**Set exercise**: Look through the material below for "which". Copy every line that contains it.

**Records to use**:
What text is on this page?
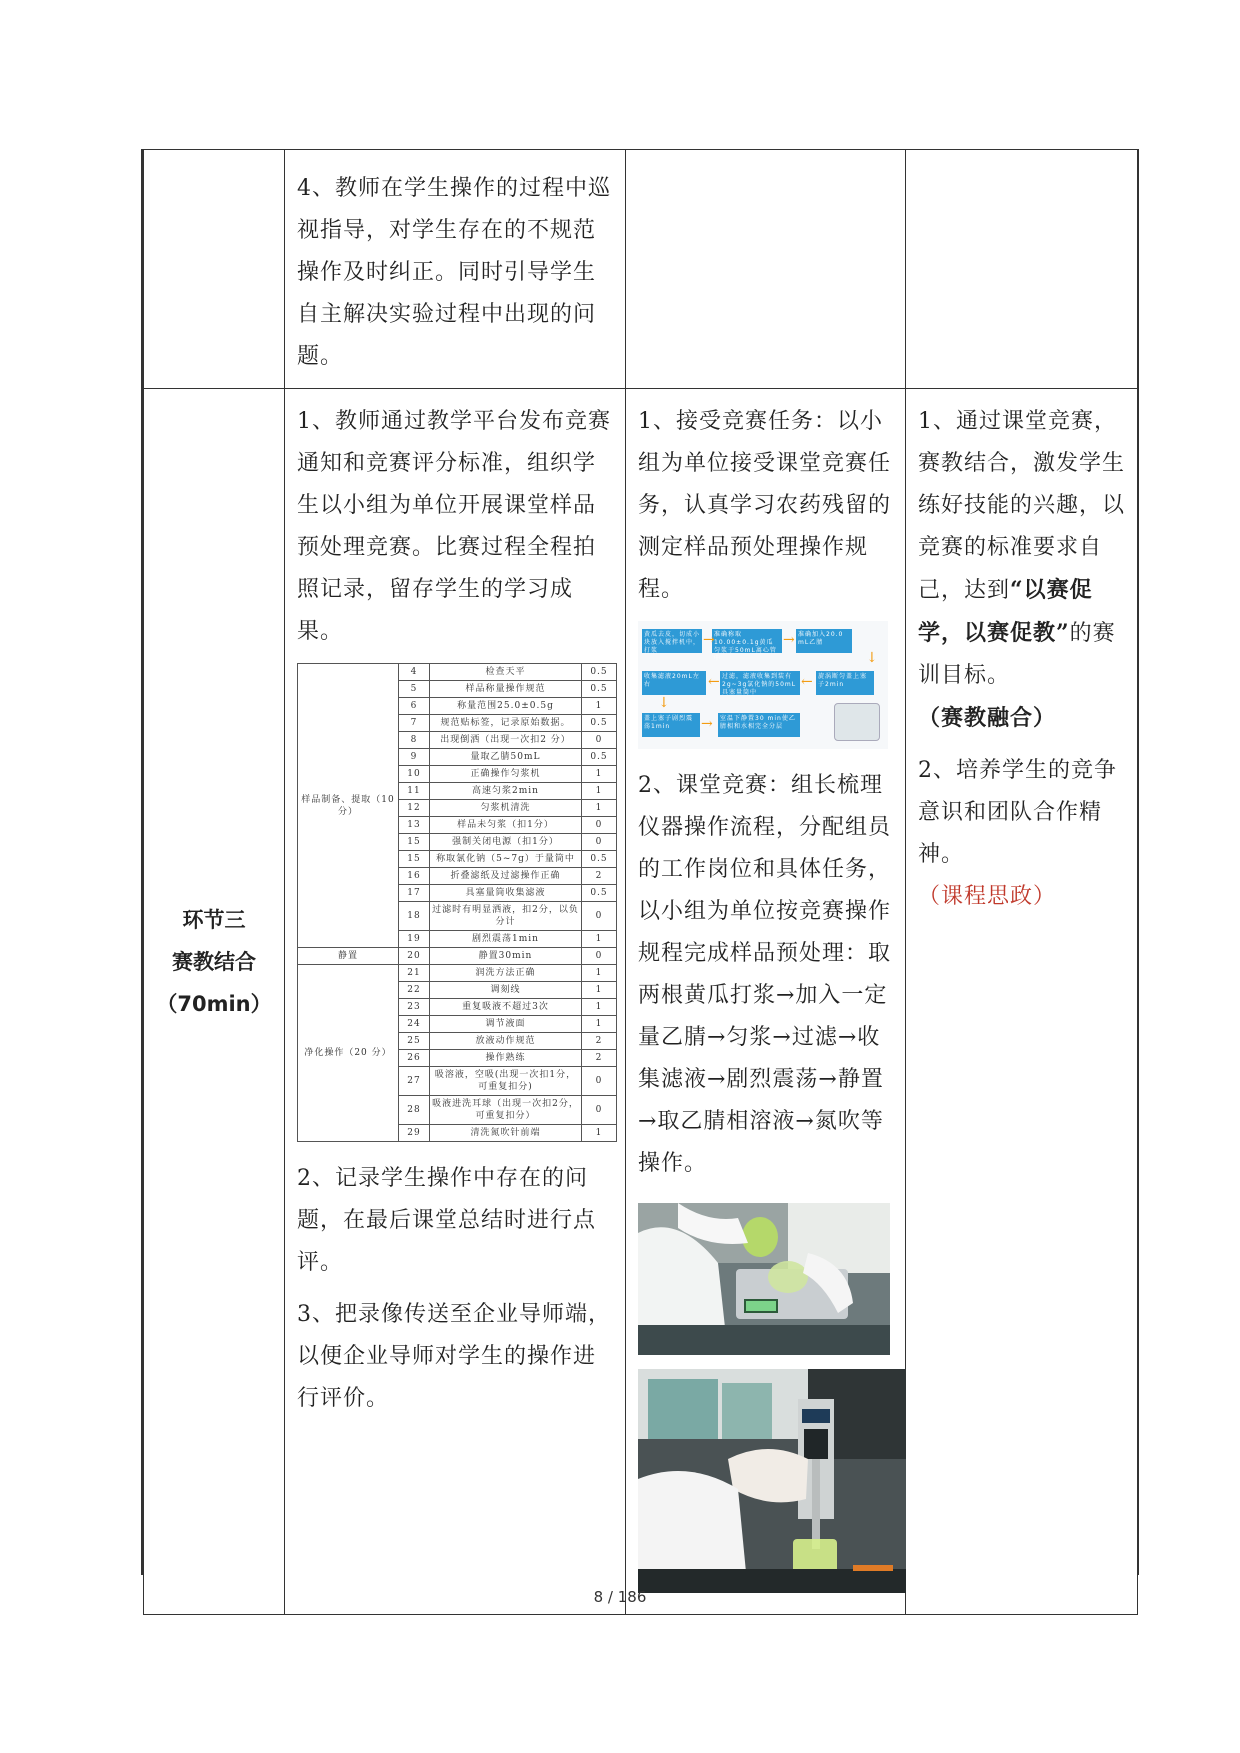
4、教师在学生操作的过程中巡视指导，对学生存在的不规范操作及时纠正。同时引导学生自主解决实验过程中出现的问题。

环节三
赛教结合
（70min）

1、教师通过教学平台发布竞赛通知和竞赛评分标准，组织学生以小组为单位开展课堂样品预处理竞赛。比赛过程全程拍照记录，留存学生的学习成果。

样品制备、提取（10 分）	4	检查天平	0.5
5	样品称量操作规范	0.5
6	称量范围25.0±0.5g	1
7	规范贴标签，记录原始数据。	0.5
8	出现倒洒（出现一次扣2 分）	0
9	量取乙腈50mL	0.5
10	正确操作匀浆机	1
11	高速匀浆2min	1
12	匀浆机清洗	1
13	样品未匀浆（扣1分）	0
15	强制关闭电源（扣1分）	0
15	称取氯化钠（5~7g）于量筒中	0.5
16	折叠滤纸及过滤操作正确	2
17	具塞量筒收集滤液	0.5
18	过滤时有明显洒液，扣2分，以负分计	0
19	剧烈震荡1min	1
静置	20	静置30min	0
净化操作（20 分）	21	润洗方法正确	1
22	调刻线	1
23	重复吸液不超过3次	1
24	调节液面	1
25	放液动作规范	2
26	操作熟练	2
27	吸溶液，空吸(出现一次扣1分，可重复扣分)	0
28	吸液进洗耳球（出现一次扣2分，可重复扣分）	0
29	清洗氮吹针前端	1

2、记录学生操作中存在的问题，在最后课堂总结时进行点评。

3、把录像传送至企业导师端，以便企业导师对学生的操作进行评价。

1、接受竞赛任务：以小组为单位接受课堂竞赛任务，认真学习农药残留的测定样品预处理操作规程。

黄瓜去皮，切成小块放入搅拌机中，打浆
准确称取10.00±0.1g黄瓜匀浆于50mL离心管中
准确加入20.0 mL乙腈
收集滤液20mL左右
过滤，滤液收集到装有2g~3g氯化钠的50mL具塞量筒中
旋涡断匀盖上塞子2min
盖上塞子剧烈震荡1min
室温下静置30 min使乙腈相和水相完全分层
→	→
↓
←	←
↓
→

2、课堂竞赛：组长梳理仪器操作流程，分配组员的工作岗位和具体任务，以小组为单位按竞赛操作规程完成样品预处理：取两根黄瓜打浆→加入一定量乙腈→匀浆→过滤→收集滤液→剧烈震荡→静置→取乙腈相溶液→氮吹等操作。

1、通过课堂竞赛，赛教结合，激发学生练好技能的兴趣，以竞赛的标准要求自己，达到“以赛促学，以赛促教”的赛训目标。
（赛教融合）

2、培养学生的竞争意识和团队合作精神。
（课程思政）

8 / 186
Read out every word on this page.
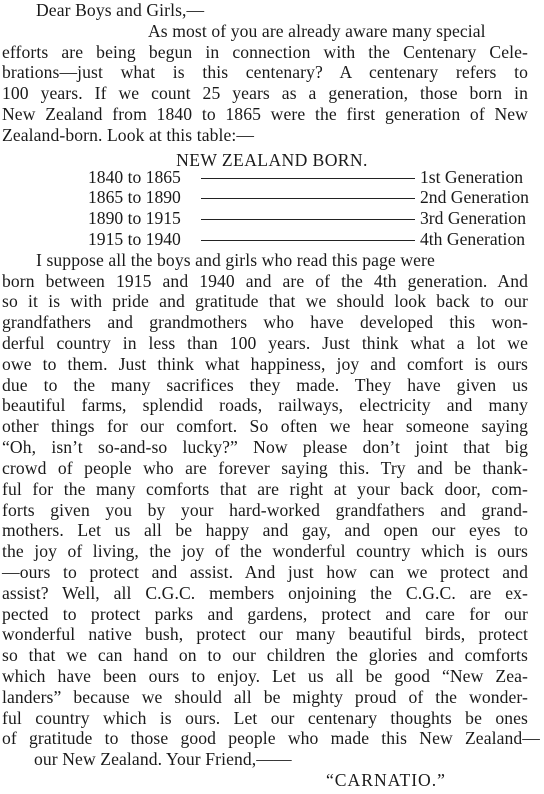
Dear Boys and Girls,—
As most of you are already aware many special
efforts are being begun in connection with the Centenary Cele-
brations—just what is this centenary? A centenary refers to
100 years. If we count 25 years as a generation, those born in
New Zealand from 1840 to 1865 were the first generation of New
Zealand-born. Look at this table:—
NEW ZEALAND BORN.
1840 to 1865	1st Generation
1865 to 1890	2nd Generation
1890 to 1915	3rd Generation
1915 to 1940	4th Generation
I suppose all the boys and girls who read this page were
born between 1915 and 1940 and are of the 4th generation. And
so it is with pride and gratitude that we should look back to our
grandfathers and grandmothers who have developed this won-
derful country in less than 100 years. Just think what a lot we
owe to them. Just think what happiness, joy and comfort is ours
due to the many sacrifices they made. They have given us
beautiful farms, splendid roads, railways, electricity and many
other things for our comfort. So often we hear someone saying
“Oh, isn’t so-and-so lucky?” Now please don’t joint that big
crowd of people who are forever saying this. Try and be thank-
ful for the many comforts that are right at your back door, com-
forts given you by your hard-worked grandfathers and grand-
mothers. Let us all be happy and gay, and open our eyes to
the joy of living, the joy of the wonderful country which is ours
—ours to protect and assist. And just how can we protect and
assist? Well, all C.G.C. members onjoining the C.G.C. are ex-
pected to protect parks and gardens, protect and care for our
wonderful native bush, protect our many beautiful birds, protect
so that we can hand on to our children the glories and comforts
which have been ours to enjoy. Let us all be good “New Zea-
landers” because we should all be mighty proud of the wonder-
ful country which is ours. Let our centenary thoughts be ones
of gratitude to those good people who made this New Zealand—
our New Zealand. Your Friend,——
“CARNATIO.”
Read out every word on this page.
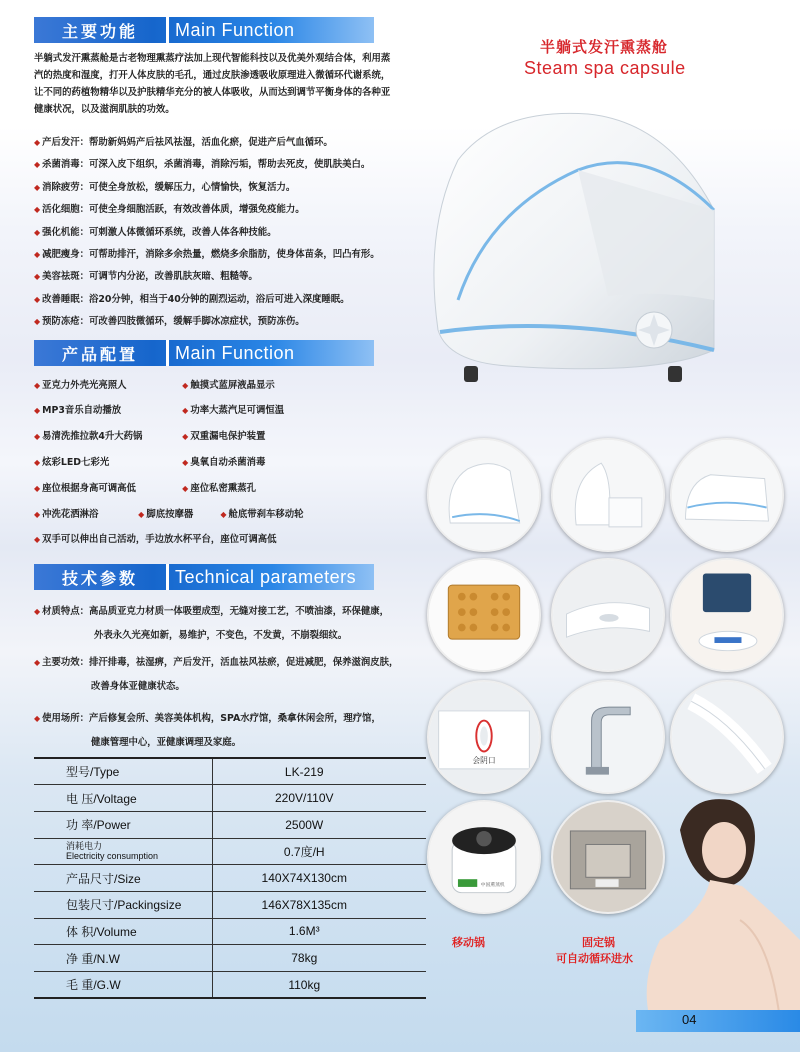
主要功能	Main Function

半躺式发汗熏蒸舱是古老物理熏蒸疗法加上现代智能科技以及优美外观结合体，利用蒸汽的热度和湿度，打开人体皮肤的毛孔，通过皮肤渗透吸收原理进入微循环代谢系统，让不同的药植物精华以及护肤精华充分的被人体吸收，从而达到调节平衡身体的各种亚健康状况，以及滋润肌肤的功效。

◆ 产后发汗：帮助新妈妈产后祛风祛湿，活血化瘀，促进产后气血循环。
◆ 杀菌消毒：可深入皮下组织，杀菌消毒，消除污垢，帮助去死皮，使肌肤美白。
◆ 消除疲劳：可使全身放松，缓解压力，心情愉快，恢复活力。
◆ 活化细胞：可使全身细胞活跃，有效改善体质，增强免疫能力。
◆ 强化机能：可刺激人体微循环系统，改善人体各种技能。
◆ 减肥瘦身：可帮助排汗，消除多余热量，燃烧多余脂肪，使身体苗条，凹凸有形。
◆ 美容祛斑：可调节内分泌，改善肌肤灰暗、粗糙等。
◆ 改善睡眠：浴20分钟，相当于40分钟的剧烈运动，浴后可进入深度睡眠。
◆ 预防冻疮：可改善四肢微循环，缓解手脚冰凉症状，预防冻伤。
产品配置	Main Function
◆ 亚克力外壳光亮照人	◆ 触摸式蓝屏液晶显示
◆ MP3音乐自动播放	◆ 功率大蒸汽足可调恒温
◆ 易清洗推拉款4升大药锅	◆ 双重漏电保护装置
◆ 炫彩LED七彩光	◆ 臭氧自动杀菌消毒
◆ 座位根据身高可调高低	◆ 座位私密熏蒸孔
◆ 冲洗花洒淋浴	◆ 脚底按摩器	◆ 舱底带刹车移动轮
◆ 双手可以伸出自己活动，手边放水杯平台，座位可调高低
技术参数	Technical parameters
◆ 材质特点：高品质亚克力材质一体吸塑成型，无缝对接工艺，不喷油漆，环保健康，
外表永久光亮如新，易维护，不变色，不发黄，不崩裂细纹。
◆ 主要功效：排汗排毒，祛湿痹，产后发汗，活血祛风祛瘀，促进减肥，保养滋润皮肤，
改善身体亚健康状态。
◆ 使用场所：产后修复会所、美容美体机构，SPA水疗馆，桑拿休闲会所，理疗馆，
健康管理中心，亚健康调理及家庭。
型号/Type	LK-219
电 压/Voltage	220V/110V
功 率/Power	2500W

消耗电力
Electricity consumption	0.7度/H
产品尺寸/Size	140X74X130cm
包装尺寸/Packingsize	146X78X135cm
体 积/Volume	1.6M³
净 重/N.W	78kg
毛 重/G.W	110kg
半躺式发汗熏蒸舱
Steam spa capsule
会阴口
中国熏蒸机
移动锅	固定锅
可自动循环进水
04
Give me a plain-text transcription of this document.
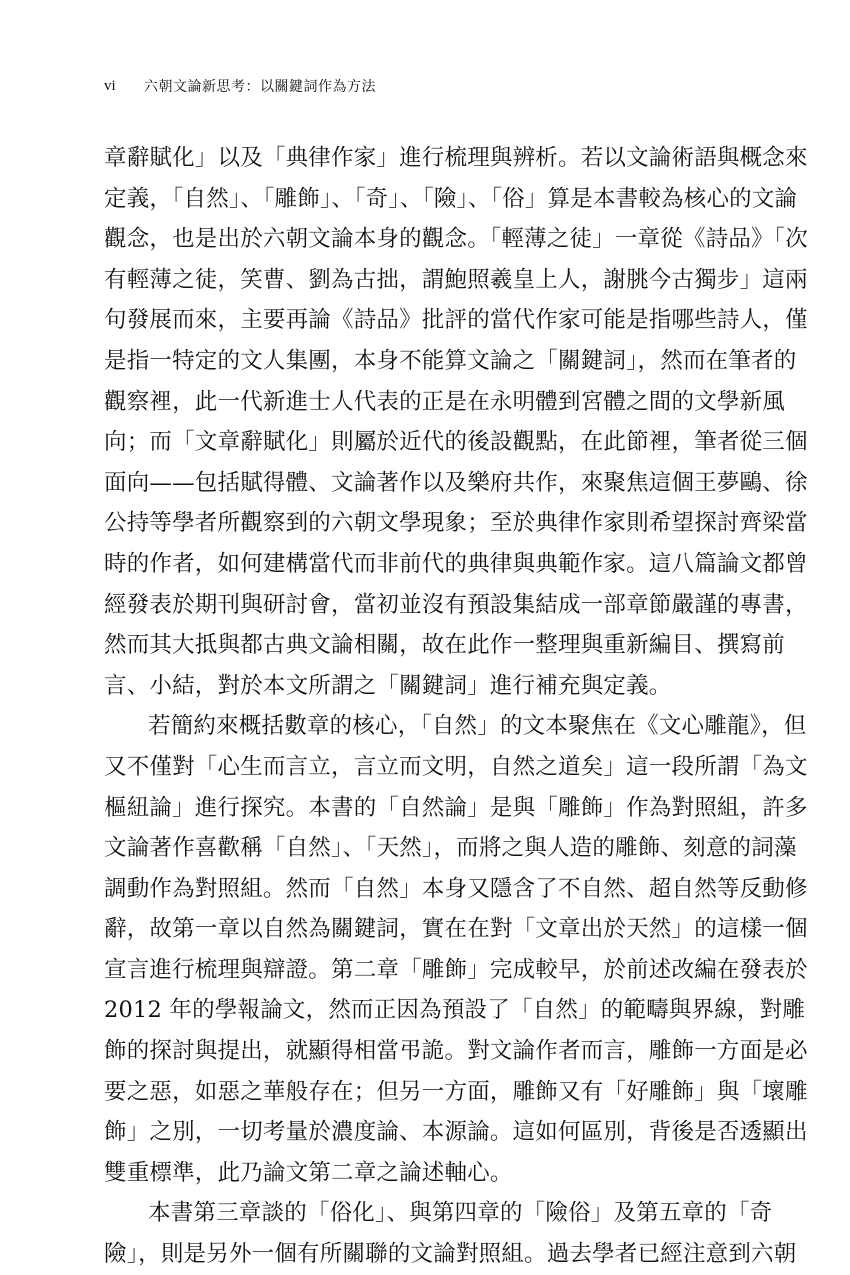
vi	六朝文論新思考：以關鍵詞作為方法
章辭賦化」以及「典律作家」進行梳理與辨析。若以文論術語與概念來
定義，「自然」、「雕飾」、「奇」、「險」、「俗」算是本書較為核心的文論
觀念，也是出於六朝文論本身的觀念。「輕薄之徒」一章從《詩品》「次
有輕薄之徒，笑曹、劉為古拙，謂鮑照羲皇上人，謝朓今古獨步」這兩
句發展而來，主要再論《詩品》批評的當代作家可能是指哪些詩人，僅
是指一特定的文人集團，本身不能算文論之「關鍵詞」，然而在筆者的
觀察裡，此一代新進士人代表的正是在永明體到宮體之間的文學新風
向；而「文章辭賦化」則屬於近代的後設觀點，在此節裡，筆者從三個
面向——包括賦得體、文論著作以及樂府共作，來聚焦這個王夢鷗、徐
公持等學者所觀察到的六朝文學現象；至於典律作家則希望探討齊梁當
時的作者，如何建構當代而非前代的典律與典範作家。這八篇論文都曾
經發表於期刊與研討會，當初並沒有預設集結成一部章節嚴謹的專書，
然而其大抵與都古典文論相關，故在此作一整理與重新編目、撰寫前
言、小結，對於本文所謂之「關鍵詞」進行補充與定義。
若簡約來概括數章的核心，「自然」的文本聚焦在《文心雕龍》，但
又不僅對「心生而言立，言立而文明，自然之道矣」這一段所謂「為文
樞紐論」進行探究。本書的「自然論」是與「雕飾」作為對照組，許多
文論著作喜歡稱「自然」、「天然」，而將之與人造的雕飾、刻意的詞藻
調動作為對照組。然而「自然」本身又隱含了不自然、超自然等反動修
辭，故第一章以自然為關鍵詞，實在在對「文章出於天然」的這樣一個
宣言進行梳理與辯證。第二章「雕飾」完成較早，於前述改編在發表於
2012 年的學報論文，然而正因為預設了「自然」的範疇與界線，對雕
飾的探討與提出，就顯得相當弔詭。對文論作者而言，雕飾一方面是必
要之惡，如惡之華般存在；但另一方面，雕飾又有「好雕飾」與「壞雕
飾」之別，一切考量於濃度論、本源論。這如何區別，背後是否透顯出
雙重標準，此乃論文第二章之論述軸心。
本書第三章談的「俗化」、與第四章的「險俗」及第五章的「奇
險」，則是另外一個有所關聯的文論對照組。過去學者已經注意到六朝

**Written response**:
the joy of living, the joy of the wonderful country which is ours
which have been ours to enjoy. Let us all be good “New Zea-
ful country which is ours. Let our centenary thoughts be ones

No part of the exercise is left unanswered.